> **Entries shown**
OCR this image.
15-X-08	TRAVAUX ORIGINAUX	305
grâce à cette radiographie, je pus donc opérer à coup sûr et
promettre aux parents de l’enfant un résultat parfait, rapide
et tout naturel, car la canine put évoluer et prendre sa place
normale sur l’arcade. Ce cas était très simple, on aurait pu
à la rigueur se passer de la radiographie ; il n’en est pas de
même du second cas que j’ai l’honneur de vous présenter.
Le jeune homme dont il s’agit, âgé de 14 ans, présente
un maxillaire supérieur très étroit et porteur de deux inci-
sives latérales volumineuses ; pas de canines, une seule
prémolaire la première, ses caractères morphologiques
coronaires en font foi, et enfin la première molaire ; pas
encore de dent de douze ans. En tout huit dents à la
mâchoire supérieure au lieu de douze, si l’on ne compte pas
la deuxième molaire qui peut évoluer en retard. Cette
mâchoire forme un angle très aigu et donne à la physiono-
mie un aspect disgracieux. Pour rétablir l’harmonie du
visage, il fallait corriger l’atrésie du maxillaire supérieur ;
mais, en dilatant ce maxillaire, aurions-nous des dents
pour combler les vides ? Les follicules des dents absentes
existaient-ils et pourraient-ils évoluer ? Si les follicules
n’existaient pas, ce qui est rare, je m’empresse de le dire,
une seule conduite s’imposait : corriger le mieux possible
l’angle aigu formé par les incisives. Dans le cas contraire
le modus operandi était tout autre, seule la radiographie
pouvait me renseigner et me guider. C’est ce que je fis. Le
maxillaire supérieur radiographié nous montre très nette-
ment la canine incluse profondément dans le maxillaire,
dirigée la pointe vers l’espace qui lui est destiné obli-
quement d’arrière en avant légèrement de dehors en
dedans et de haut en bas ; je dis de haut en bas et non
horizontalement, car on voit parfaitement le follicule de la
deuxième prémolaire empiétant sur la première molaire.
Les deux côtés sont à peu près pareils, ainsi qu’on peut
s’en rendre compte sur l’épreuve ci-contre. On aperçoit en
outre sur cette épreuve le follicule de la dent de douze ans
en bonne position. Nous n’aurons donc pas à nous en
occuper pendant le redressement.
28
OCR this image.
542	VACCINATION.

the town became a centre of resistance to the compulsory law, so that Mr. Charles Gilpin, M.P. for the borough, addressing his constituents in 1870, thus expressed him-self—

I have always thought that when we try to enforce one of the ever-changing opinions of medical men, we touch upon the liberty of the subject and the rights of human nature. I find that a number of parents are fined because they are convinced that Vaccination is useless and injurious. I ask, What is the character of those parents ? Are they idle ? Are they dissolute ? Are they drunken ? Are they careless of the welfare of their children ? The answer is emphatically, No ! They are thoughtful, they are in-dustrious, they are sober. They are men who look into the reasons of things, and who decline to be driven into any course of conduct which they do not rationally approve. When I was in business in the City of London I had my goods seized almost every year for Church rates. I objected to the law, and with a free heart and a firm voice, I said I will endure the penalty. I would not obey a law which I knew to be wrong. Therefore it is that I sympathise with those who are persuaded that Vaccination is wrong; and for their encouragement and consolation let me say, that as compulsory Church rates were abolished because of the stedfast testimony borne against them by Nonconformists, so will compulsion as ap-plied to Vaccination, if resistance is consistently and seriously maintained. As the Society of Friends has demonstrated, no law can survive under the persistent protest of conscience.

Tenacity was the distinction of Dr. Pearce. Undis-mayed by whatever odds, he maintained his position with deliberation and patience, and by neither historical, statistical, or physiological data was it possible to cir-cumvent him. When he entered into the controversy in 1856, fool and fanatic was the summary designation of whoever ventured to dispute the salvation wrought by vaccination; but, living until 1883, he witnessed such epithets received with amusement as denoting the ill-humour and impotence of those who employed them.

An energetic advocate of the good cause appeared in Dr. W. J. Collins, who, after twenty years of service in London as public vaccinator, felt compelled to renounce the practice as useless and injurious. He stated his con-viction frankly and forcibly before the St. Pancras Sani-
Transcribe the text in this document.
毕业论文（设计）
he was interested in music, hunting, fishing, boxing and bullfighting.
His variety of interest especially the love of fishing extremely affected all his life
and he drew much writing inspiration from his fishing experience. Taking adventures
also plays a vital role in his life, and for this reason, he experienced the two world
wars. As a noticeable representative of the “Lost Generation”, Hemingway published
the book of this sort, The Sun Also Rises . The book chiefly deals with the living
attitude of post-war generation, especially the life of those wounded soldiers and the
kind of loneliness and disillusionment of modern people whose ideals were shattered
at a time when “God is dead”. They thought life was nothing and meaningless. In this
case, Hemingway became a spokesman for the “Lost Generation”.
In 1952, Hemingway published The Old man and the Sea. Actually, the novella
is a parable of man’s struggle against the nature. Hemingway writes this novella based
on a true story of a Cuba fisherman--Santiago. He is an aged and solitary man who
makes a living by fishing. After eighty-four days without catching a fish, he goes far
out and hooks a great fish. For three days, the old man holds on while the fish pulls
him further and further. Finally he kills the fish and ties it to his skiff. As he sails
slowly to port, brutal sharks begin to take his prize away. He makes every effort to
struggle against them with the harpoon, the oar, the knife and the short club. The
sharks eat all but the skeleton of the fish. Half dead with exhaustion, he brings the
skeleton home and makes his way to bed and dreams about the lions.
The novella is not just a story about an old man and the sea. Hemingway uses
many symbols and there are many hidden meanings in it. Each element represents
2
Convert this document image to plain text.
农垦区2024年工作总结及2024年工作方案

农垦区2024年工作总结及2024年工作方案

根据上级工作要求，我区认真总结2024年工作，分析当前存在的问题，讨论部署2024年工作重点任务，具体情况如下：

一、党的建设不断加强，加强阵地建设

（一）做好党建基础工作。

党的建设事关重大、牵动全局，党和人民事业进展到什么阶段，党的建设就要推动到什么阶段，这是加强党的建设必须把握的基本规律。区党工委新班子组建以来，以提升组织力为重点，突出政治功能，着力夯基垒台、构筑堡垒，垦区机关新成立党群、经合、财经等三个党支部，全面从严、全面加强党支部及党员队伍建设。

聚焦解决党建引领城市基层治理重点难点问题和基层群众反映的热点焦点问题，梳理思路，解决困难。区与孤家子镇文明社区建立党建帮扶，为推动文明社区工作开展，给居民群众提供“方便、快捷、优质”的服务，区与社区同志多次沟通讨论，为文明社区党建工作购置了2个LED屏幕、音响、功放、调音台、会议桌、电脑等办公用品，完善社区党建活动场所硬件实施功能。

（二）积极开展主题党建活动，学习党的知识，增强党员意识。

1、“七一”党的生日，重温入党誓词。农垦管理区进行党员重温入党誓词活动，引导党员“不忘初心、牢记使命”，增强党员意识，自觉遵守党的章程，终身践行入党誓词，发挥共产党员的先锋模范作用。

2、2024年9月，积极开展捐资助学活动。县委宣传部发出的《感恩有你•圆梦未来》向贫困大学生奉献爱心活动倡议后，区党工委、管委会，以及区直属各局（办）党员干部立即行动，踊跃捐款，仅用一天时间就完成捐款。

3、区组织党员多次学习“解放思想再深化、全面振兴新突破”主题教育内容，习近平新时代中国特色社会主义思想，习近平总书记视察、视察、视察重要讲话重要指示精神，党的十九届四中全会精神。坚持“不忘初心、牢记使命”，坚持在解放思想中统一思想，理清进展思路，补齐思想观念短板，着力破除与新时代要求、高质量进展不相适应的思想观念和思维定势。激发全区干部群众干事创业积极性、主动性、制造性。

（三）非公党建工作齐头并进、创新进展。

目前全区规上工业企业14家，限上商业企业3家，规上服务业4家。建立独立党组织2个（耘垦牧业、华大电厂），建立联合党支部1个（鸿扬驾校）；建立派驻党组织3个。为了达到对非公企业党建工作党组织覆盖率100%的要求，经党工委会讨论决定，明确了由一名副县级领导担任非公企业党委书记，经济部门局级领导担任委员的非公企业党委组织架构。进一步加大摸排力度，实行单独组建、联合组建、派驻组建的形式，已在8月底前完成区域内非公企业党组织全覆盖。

> **What to do**
Give the number of lines above in which the word "seule" occurs, with nothing else.

> **Exercise output**
3